Set out every line bearing the string "Annual".
====== TASK INPUTS
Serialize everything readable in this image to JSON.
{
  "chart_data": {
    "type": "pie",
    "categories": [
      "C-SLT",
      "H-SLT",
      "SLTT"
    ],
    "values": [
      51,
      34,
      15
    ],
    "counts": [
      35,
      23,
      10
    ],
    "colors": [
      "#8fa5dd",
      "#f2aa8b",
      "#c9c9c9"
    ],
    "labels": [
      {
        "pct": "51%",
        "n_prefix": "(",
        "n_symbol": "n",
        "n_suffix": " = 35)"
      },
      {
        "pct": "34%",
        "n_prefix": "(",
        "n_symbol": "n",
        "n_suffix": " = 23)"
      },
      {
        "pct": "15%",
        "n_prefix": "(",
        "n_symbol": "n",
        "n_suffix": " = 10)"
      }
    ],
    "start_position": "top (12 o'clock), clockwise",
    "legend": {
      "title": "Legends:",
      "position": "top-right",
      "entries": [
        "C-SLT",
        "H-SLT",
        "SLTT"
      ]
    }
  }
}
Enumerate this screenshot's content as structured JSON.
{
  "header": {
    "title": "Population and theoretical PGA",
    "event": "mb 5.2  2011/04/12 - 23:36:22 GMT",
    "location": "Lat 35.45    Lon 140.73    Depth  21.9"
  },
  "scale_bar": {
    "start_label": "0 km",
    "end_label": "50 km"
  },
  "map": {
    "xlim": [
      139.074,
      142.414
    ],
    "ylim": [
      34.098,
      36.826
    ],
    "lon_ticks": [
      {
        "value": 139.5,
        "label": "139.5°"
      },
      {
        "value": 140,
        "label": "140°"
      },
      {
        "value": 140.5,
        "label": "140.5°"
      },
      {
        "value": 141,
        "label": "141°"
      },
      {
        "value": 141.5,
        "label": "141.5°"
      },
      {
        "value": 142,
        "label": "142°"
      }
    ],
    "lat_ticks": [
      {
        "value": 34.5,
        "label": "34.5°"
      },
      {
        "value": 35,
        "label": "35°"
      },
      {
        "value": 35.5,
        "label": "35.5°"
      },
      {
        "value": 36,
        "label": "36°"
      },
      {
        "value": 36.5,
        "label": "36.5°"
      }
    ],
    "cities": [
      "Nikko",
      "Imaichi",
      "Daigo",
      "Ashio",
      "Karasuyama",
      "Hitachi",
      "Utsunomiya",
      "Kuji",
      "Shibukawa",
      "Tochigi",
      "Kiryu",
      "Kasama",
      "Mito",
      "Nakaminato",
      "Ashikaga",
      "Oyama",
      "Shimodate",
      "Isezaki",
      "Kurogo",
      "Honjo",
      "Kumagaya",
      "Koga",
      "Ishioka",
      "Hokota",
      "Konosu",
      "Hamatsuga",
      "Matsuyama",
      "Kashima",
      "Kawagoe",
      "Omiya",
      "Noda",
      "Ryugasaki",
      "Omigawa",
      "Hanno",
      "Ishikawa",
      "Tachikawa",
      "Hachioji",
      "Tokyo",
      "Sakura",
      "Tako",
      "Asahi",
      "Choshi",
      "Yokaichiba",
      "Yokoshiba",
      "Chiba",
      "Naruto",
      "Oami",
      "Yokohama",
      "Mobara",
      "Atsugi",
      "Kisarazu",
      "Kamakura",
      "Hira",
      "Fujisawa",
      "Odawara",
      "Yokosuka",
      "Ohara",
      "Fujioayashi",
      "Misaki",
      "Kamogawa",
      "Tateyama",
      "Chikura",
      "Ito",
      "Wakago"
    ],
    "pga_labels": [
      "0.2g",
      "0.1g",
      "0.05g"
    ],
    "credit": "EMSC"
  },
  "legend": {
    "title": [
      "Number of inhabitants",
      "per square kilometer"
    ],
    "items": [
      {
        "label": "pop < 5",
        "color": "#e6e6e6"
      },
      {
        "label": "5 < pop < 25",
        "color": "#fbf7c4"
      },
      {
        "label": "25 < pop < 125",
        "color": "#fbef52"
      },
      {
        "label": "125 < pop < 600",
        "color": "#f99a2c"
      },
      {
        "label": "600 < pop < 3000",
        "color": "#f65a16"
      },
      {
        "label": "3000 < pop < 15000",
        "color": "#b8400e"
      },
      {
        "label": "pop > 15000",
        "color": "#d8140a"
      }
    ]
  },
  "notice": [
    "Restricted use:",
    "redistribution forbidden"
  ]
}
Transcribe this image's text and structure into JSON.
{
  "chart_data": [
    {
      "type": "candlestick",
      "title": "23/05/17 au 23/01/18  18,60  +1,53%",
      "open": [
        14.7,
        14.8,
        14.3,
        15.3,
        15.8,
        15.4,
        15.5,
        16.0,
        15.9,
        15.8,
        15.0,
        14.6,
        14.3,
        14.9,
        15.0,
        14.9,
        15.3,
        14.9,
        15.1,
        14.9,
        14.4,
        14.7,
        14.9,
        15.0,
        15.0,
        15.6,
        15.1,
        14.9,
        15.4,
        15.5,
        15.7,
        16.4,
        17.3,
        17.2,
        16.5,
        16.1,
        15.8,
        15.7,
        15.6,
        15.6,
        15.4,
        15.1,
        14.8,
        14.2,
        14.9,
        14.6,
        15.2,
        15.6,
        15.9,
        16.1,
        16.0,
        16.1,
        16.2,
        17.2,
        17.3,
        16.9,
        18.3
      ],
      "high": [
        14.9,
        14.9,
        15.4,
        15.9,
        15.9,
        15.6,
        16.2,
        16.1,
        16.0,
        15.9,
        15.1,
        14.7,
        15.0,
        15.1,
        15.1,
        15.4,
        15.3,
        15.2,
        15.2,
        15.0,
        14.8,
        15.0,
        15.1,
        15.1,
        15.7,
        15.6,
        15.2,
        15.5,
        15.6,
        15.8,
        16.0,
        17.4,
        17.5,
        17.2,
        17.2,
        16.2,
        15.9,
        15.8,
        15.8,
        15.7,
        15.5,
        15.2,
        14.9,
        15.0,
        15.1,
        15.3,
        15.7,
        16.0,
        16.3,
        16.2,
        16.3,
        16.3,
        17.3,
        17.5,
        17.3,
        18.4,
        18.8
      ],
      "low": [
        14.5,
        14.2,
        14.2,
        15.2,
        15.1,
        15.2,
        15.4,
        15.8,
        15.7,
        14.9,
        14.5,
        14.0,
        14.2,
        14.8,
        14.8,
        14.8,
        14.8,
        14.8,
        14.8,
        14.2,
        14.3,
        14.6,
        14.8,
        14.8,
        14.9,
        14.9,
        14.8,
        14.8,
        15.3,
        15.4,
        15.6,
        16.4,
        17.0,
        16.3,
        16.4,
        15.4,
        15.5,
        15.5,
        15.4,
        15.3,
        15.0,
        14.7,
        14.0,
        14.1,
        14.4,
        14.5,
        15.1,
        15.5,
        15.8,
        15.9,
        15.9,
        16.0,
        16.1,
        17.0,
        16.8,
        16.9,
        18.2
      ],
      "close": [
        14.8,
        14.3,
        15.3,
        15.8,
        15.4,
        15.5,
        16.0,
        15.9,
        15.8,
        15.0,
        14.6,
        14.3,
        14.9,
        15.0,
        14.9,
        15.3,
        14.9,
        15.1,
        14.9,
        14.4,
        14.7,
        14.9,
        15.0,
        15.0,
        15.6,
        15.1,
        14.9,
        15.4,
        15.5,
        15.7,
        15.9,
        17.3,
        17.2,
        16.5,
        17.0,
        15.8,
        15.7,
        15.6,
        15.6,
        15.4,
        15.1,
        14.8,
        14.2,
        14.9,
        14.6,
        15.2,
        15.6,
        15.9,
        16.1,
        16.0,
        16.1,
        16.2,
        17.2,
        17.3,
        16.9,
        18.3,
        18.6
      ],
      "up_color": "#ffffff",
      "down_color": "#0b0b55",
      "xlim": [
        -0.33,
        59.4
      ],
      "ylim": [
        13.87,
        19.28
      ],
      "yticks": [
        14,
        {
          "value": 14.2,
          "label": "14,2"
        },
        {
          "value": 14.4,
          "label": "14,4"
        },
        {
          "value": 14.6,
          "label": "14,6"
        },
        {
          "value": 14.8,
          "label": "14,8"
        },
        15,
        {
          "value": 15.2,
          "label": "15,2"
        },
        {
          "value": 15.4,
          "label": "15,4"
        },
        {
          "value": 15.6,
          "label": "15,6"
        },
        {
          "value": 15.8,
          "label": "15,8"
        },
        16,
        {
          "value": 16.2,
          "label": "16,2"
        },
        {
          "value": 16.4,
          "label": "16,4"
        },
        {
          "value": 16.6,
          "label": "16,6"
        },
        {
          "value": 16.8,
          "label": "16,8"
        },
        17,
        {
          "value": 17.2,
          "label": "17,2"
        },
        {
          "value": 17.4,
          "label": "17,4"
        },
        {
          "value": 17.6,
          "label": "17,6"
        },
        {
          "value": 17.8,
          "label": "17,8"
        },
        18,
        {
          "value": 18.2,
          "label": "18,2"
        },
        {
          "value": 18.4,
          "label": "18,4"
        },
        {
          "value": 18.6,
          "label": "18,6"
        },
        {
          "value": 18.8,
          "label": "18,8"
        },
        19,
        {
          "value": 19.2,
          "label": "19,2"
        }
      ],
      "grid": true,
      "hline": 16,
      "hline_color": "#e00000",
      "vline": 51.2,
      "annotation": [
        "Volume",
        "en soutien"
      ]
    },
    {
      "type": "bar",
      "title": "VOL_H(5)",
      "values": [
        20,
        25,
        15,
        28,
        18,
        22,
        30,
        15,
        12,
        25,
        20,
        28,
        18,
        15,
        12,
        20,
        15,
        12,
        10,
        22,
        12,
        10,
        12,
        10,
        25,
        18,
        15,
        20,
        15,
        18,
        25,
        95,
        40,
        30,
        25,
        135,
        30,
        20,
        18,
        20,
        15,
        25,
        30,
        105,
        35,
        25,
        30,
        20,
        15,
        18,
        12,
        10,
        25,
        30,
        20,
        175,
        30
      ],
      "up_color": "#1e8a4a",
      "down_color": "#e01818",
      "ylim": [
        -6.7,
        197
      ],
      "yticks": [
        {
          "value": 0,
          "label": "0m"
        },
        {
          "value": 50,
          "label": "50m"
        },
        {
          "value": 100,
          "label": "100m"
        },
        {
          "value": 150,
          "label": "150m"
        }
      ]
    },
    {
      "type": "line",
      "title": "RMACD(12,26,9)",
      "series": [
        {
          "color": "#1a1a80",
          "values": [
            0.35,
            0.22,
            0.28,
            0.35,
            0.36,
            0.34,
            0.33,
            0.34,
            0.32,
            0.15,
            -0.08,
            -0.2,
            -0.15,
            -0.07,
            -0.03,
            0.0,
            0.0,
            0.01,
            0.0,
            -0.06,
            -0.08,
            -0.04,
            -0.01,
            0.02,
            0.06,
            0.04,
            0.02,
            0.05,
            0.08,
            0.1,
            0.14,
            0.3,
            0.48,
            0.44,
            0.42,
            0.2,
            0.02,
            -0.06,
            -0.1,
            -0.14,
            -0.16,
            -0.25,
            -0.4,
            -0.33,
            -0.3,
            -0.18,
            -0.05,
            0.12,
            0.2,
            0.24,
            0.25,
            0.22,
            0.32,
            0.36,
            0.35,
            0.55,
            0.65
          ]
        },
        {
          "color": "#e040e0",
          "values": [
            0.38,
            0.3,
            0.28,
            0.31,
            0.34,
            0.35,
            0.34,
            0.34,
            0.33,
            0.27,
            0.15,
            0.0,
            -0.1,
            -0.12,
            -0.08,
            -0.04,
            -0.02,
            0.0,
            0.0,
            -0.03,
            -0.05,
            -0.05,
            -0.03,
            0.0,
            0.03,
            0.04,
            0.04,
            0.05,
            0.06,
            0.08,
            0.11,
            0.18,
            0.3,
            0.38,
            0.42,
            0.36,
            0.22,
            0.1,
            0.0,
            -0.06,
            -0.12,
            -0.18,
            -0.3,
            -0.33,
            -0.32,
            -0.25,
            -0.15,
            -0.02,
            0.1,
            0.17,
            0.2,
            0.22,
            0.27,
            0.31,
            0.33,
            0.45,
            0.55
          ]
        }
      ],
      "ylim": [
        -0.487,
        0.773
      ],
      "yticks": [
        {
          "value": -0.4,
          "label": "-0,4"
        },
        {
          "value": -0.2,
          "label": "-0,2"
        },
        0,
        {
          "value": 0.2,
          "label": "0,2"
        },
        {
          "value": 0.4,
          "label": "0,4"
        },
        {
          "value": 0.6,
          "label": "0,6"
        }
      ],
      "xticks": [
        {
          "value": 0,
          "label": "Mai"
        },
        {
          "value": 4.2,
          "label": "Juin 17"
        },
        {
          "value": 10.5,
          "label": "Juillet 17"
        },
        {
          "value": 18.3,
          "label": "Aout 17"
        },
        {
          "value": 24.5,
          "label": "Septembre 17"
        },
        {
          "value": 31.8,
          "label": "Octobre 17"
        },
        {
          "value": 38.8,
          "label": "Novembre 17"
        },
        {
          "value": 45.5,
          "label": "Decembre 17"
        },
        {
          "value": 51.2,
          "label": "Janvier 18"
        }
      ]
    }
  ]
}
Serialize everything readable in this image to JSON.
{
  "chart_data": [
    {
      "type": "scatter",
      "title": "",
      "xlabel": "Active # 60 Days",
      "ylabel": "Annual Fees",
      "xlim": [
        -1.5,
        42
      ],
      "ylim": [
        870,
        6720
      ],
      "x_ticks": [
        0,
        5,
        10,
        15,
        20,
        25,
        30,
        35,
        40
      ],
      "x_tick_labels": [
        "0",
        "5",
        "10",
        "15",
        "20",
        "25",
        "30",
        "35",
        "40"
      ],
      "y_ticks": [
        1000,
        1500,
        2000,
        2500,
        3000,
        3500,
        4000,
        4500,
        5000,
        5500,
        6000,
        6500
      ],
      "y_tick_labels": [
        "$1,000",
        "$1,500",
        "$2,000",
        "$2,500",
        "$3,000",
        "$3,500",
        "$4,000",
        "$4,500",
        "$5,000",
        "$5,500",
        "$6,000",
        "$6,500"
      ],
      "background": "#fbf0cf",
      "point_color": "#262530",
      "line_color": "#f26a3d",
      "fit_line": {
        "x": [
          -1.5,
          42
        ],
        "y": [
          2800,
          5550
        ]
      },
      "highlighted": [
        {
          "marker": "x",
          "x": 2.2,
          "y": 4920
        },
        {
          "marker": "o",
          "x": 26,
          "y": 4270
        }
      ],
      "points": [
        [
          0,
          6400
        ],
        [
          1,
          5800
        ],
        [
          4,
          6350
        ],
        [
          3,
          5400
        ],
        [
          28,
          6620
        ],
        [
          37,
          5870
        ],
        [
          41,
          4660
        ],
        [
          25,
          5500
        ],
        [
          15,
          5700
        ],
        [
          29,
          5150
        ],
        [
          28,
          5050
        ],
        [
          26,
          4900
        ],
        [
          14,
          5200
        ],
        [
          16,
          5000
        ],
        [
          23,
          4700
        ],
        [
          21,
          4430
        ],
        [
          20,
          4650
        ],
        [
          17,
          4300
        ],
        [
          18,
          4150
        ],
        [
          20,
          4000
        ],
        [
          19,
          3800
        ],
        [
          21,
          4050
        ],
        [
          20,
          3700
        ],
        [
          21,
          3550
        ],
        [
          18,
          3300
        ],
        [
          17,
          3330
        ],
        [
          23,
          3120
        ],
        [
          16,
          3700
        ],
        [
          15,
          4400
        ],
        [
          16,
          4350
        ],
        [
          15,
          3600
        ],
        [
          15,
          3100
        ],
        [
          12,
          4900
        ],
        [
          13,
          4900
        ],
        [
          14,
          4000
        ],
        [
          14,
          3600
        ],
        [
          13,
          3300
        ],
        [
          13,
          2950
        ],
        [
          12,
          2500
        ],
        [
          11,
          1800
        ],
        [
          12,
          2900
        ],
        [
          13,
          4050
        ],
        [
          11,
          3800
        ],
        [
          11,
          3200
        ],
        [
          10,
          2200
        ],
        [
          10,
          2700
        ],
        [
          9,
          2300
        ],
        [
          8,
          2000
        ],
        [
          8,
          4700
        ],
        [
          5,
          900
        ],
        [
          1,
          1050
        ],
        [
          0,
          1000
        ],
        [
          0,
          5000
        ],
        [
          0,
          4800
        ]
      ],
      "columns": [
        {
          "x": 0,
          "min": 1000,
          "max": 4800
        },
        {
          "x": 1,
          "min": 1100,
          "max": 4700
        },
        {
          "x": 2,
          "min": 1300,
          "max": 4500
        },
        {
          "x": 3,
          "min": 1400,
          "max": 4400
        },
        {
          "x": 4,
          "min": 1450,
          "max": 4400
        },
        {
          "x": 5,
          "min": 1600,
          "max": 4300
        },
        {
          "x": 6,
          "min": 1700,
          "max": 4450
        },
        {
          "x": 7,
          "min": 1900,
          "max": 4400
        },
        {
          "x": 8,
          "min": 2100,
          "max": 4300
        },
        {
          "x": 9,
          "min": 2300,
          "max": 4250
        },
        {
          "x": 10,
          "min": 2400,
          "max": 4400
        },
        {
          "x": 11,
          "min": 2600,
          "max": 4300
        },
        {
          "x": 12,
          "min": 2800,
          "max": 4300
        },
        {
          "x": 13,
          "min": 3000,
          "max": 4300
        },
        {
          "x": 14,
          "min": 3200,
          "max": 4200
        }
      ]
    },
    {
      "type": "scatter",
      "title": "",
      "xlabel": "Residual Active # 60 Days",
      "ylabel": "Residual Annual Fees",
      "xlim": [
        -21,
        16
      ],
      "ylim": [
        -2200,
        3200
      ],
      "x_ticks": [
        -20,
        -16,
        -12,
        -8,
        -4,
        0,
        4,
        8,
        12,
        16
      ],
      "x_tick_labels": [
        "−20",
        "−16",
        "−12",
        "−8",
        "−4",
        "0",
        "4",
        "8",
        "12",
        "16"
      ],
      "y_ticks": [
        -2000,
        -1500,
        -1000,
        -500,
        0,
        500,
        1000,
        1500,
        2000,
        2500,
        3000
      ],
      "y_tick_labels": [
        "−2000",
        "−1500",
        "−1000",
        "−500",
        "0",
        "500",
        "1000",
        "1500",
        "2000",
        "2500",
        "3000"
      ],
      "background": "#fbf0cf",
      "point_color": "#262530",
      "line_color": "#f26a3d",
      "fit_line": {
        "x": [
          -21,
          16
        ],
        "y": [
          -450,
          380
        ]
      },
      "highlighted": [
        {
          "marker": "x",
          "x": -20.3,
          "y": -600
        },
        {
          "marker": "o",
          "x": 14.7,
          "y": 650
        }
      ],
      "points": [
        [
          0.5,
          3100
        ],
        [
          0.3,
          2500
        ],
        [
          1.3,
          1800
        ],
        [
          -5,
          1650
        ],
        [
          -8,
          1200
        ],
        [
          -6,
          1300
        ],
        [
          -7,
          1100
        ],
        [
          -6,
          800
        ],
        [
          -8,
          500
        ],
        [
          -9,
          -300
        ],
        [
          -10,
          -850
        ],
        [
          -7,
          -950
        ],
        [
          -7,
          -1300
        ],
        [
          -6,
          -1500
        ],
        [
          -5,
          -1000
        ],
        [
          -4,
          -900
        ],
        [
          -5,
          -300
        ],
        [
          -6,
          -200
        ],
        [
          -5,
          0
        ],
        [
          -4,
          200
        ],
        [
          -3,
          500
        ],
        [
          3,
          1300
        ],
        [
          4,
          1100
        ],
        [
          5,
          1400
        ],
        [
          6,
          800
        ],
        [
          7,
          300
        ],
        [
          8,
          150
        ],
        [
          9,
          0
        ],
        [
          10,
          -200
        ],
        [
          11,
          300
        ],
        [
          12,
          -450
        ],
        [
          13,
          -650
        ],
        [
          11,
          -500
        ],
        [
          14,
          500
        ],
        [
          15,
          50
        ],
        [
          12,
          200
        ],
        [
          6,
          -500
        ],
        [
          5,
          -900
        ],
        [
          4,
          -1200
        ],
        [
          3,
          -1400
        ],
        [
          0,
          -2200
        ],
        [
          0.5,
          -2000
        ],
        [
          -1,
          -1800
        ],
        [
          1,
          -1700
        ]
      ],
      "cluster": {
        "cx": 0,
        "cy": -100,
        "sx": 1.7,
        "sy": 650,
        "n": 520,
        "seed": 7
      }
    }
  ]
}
============
» FINAL RESULT
      "ylabel": "Annual Fees",
      "ylabel": "Residual Annual Fees",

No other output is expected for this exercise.